Start

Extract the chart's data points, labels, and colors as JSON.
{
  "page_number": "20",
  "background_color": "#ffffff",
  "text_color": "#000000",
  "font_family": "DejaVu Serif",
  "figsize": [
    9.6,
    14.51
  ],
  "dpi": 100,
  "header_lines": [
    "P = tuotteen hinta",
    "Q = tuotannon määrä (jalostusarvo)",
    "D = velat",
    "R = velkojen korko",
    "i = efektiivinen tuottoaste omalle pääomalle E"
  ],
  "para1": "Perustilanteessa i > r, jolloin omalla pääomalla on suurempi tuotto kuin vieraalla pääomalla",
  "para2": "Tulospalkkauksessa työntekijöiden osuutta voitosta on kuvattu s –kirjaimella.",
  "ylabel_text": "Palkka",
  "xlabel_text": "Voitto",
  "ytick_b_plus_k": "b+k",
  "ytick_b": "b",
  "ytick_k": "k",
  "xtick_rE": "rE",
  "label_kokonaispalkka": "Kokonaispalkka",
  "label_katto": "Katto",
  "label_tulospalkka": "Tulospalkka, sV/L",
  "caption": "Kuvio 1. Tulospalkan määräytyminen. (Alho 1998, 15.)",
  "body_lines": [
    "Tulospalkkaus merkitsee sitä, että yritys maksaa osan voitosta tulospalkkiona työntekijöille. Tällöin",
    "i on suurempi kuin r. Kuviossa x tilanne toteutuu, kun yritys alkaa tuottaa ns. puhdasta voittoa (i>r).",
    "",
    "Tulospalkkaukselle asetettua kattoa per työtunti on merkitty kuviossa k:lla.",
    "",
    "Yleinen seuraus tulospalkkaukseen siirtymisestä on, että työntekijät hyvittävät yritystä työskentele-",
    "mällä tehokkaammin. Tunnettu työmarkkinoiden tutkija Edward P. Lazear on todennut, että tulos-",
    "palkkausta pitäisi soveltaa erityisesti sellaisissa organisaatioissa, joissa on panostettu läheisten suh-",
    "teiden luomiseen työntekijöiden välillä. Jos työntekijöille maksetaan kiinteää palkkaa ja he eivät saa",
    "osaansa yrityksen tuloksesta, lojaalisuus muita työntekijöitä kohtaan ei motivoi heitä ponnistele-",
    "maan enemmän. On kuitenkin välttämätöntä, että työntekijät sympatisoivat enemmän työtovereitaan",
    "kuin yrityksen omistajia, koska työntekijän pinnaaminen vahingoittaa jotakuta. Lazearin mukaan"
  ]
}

End

EXERCISE REQUIREMENTS: Return every entry exactly as given.

ANSWER IN FULL:
Extract the chart's data points, labels, and colors as JSON.
{
  "page_number": "20",
  "background_color": "#ffffff",
  "text_color": "#000000",
  "font_family": "DejaVu Serif",
  "figsize": [
    9.6,
    14.51
  ],
  "dpi": 100,
  "header_lines": [
    "P = tuotteen hinta",
    "Q = tuotannon määrä (jalostusarvo)",
    "D = velat",
    "R = velkojen korko",
    "i = efektiivinen tuottoaste omalle pääomalle E"
  ],
  "para1": "Perustilanteessa i > r, jolloin omalla pääomalla on suurempi tuotto kuin vieraalla pääomalla",
  "para2": "Tulospalkkauksessa työntekijöiden osuutta voitosta on kuvattu s –kirjaimella.",
  "ylabel_text": "Palkka",
  "xlabel_text": "Voitto",
  "ytick_b_plus_k": "b+k",
  "ytick_b": "b",
  "ytick_k": "k",
  "xtick_rE": "rE",
  "label_kokonaispalkka": "Kokonaispalkka",
  "label_katto": "Katto",
  "label_tulospalkka": "Tulospalkka, sV/L",
  "caption": "Kuvio 1. Tulospalkan määräytyminen. (Alho 1998, 15.)",
  "body_lines": [
    "Tulospalkkaus merkitsee sitä, että yritys maksaa osan voitosta tulospalkkiona työntekijöille. Tällöin",
    "i on suurempi kuin r. Kuviossa x tilanne toteutuu, kun yritys alkaa tuottaa ns. puhdasta voittoa (i>r).",
    "",
    "Tulospalkkaukselle asetettua kattoa per työtunti on merkitty kuviossa k:lla.",
    "",
    "Yleinen seuraus tulospalkkaukseen siirtymisestä on, että työntekijät hyvittävät yritystä työskentele-",
    "mällä tehokkaammin. Tunnettu työmarkkinoiden tutkija Edward P. Lazear on todennut, että tulos-",
    "palkkausta pitäisi soveltaa erityisesti sellaisissa organisaatioissa, joissa on panostettu läheisten suh-",
    "teiden luomiseen työntekijöiden välillä. Jos työntekijöille maksetaan kiinteää palkkaa ja he eivät saa",
    "osaansa yrityksen tuloksesta, lojaalisuus muita työntekijöitä kohtaan ei motivoi heitä ponnistele-",
    "maan enemmän. On kuitenkin välttämätöntä, että työntekijät sympatisoivat enemmän työtovereitaan",
    "kuin yrityksen omistajia, koska työntekijän pinnaaminen vahingoittaa jotakuta. Lazearin mukaan"
  ]
}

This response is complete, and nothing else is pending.